====== Provided data ======

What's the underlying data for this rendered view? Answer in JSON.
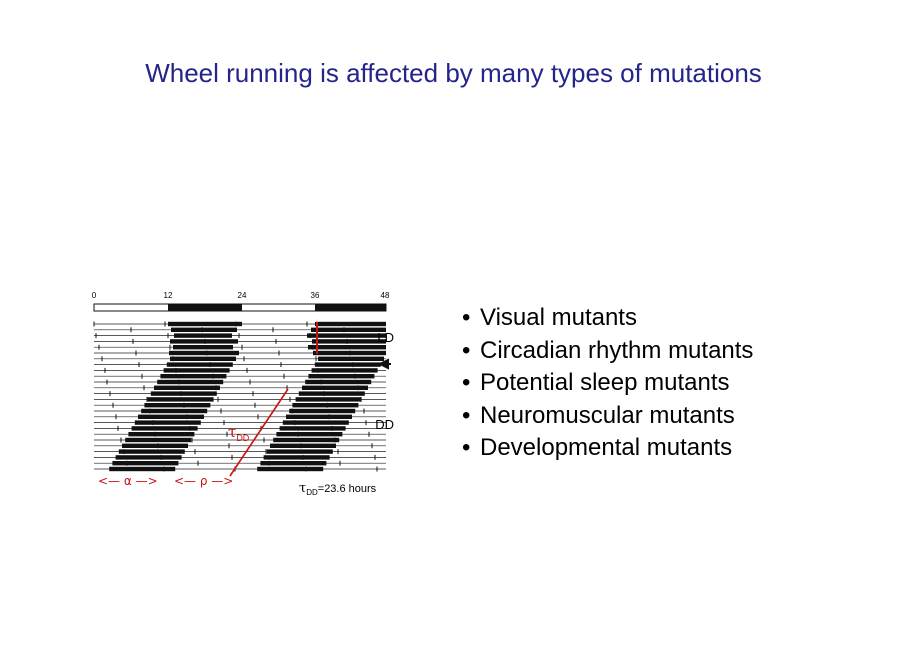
{
  "slide": {
    "title": "Wheel running is affected by many types of mutations"
  },
  "figure": {
    "axis_ticks": [
      "0",
      "12",
      "24",
      "36",
      "48"
    ],
    "label_ld": "LD",
    "label_dd": "DD",
    "label_tau": "τ",
    "label_tau_sub": "DD",
    "label_alpha": "<— α —>",
    "label_rho": "<— ρ —>",
    "caption_tau": "τ",
    "caption_sub": "DD",
    "caption_value": "=23.6 hours",
    "colors": {
      "annotation": "#cc1111",
      "ink": "#111111"
    }
  },
  "bullets": [
    "Visual mutants",
    "Circadian rhythm mutants",
    "Potential sleep mutants",
    "Neuromuscular mutants",
    "Developmental  mutants"
  ]
}
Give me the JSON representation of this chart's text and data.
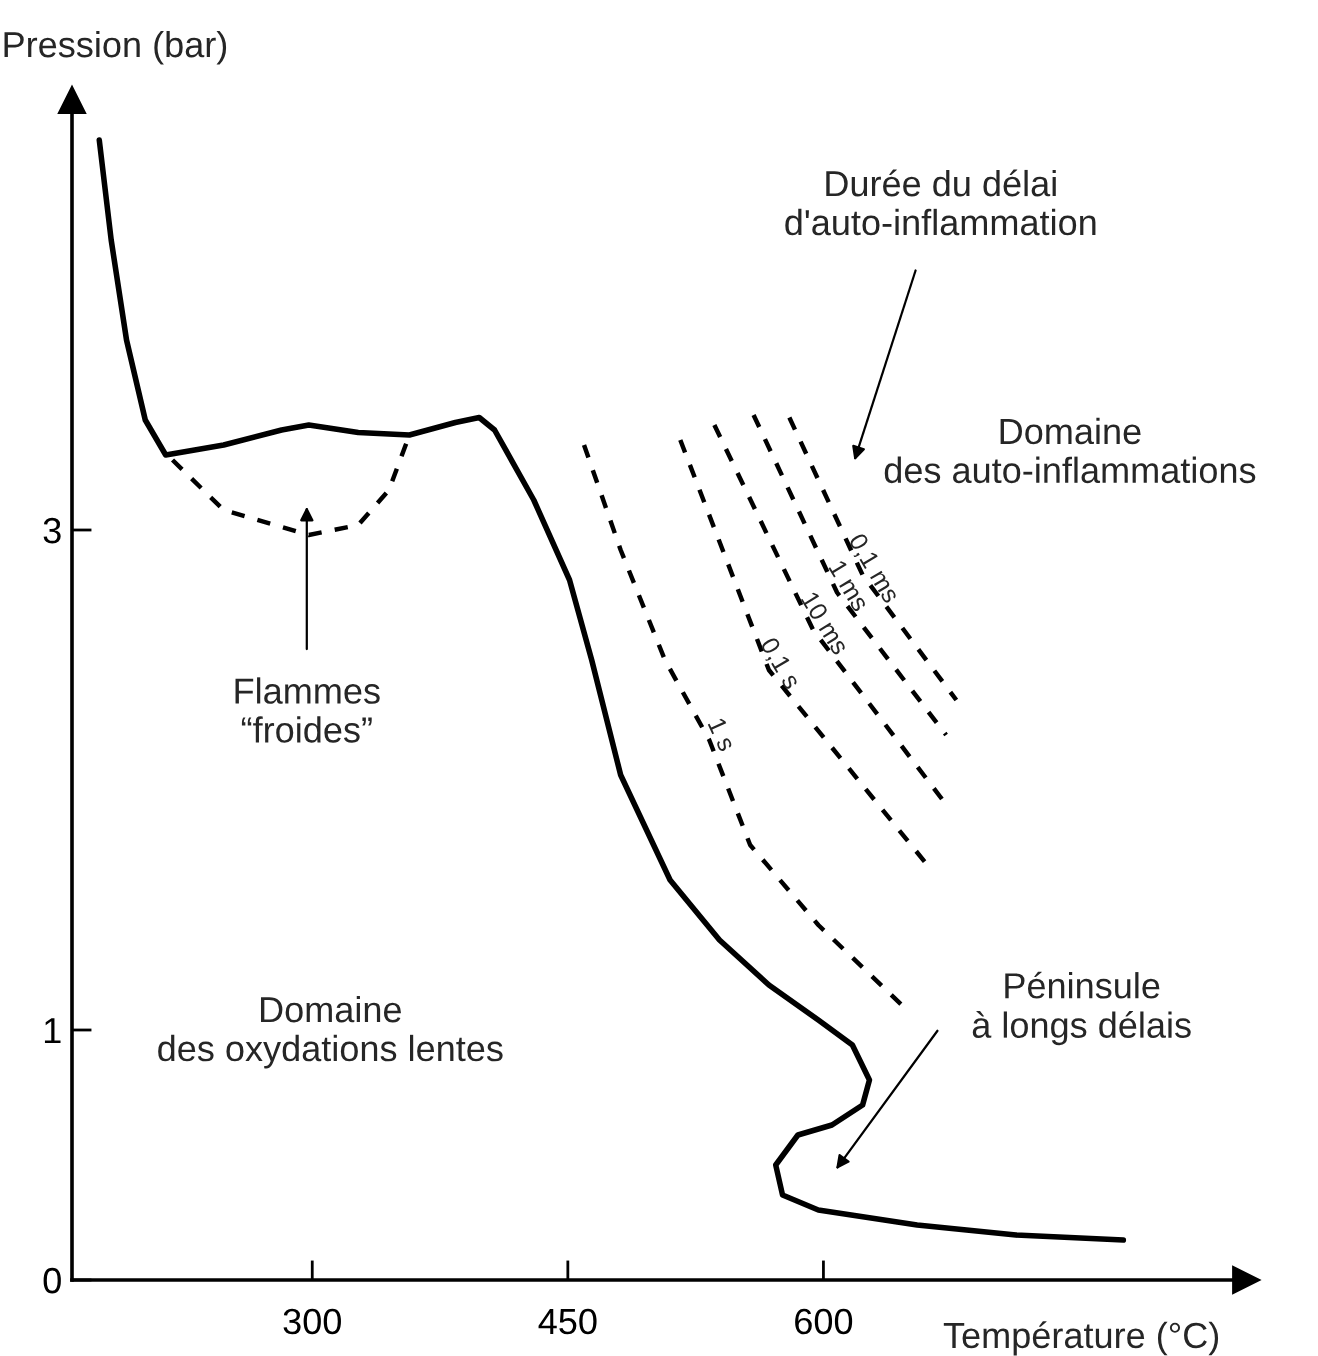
{
  "chart_data": {
    "type": "line",
    "xlabel": "Température (°C)",
    "ylabel": "Pression (bar)",
    "xlim": [
      159,
      848
    ],
    "ylim": [
      0,
      4.72
    ],
    "xticks": [
      300,
      450,
      600
    ],
    "yticks": [
      0,
      1,
      3
    ],
    "grid": false,
    "legend": false,
    "marker": "none",
    "series": [
      {
        "color": "#000000",
        "line_style": "solid",
        "x": [
          175,
          182,
          191,
          202,
          214,
          248,
          282,
          298,
          327,
          357,
          384,
          398,
          407,
          430,
          451,
          464,
          481,
          510,
          539,
          568,
          597,
          617,
          627,
          623,
          605,
          585,
          572,
          576,
          597,
          655,
          713,
          776
        ],
        "values": [
          4.56,
          4.16,
          3.76,
          3.44,
          3.3,
          3.34,
          3.4,
          3.42,
          3.39,
          3.38,
          3.43,
          3.45,
          3.4,
          3.12,
          2.8,
          2.48,
          2.02,
          1.6,
          1.36,
          1.18,
          1.04,
          0.94,
          0.8,
          0.7,
          0.62,
          0.58,
          0.46,
          0.34,
          0.28,
          0.22,
          0.18,
          0.16
        ]
      },
      {
        "color": "#000000",
        "line_style": "dashed",
        "x": [
          218,
          248,
          298,
          327,
          345,
          357
        ],
        "values": [
          3.28,
          3.08,
          2.98,
          3.02,
          3.16,
          3.38
        ]
      },
      {
        "color": "#000000",
        "line_style": "dashed",
        "x": [
          459.5,
          481,
          507,
          533,
          557,
          597,
          646
        ],
        "values": [
          3.34,
          2.92,
          2.48,
          2.16,
          1.74,
          1.42,
          1.1
        ]
      },
      {
        "color": "#000000",
        "line_style": "dashed",
        "x": [
          516,
          568,
          661
        ],
        "values": [
          3.36,
          2.44,
          1.66
        ]
      },
      {
        "color": "#000000",
        "line_style": "dashed",
        "x": [
          536,
          594,
          670
        ],
        "values": [
          3.42,
          2.6,
          1.92
        ]
      },
      {
        "color": "#000000",
        "line_style": "dashed",
        "x": [
          559,
          608,
          672
        ],
        "values": [
          3.46,
          2.75,
          2.18
        ]
      },
      {
        "color": "#000000",
        "line_style": "dashed",
        "x": [
          580,
          623,
          678
        ],
        "values": [
          3.45,
          2.82,
          2.32
        ]
      }
    ],
    "annotations": [
      "Durée du délai\nd'auto-inflammation",
      "Domaine\ndes auto-inflammations",
      "Flammes\n“froides”",
      "Domaine\ndes oxydations lentes",
      "Péninsule\nà longs délais",
      "1 s",
      "0,1 s",
      "10 ms",
      "1 ms",
      "0,1 ms"
    ]
  }
}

======

:: What is being asked ::
Tally the lines in the records above that contain the word "ndes", and give only that number.

:: Answer ::
2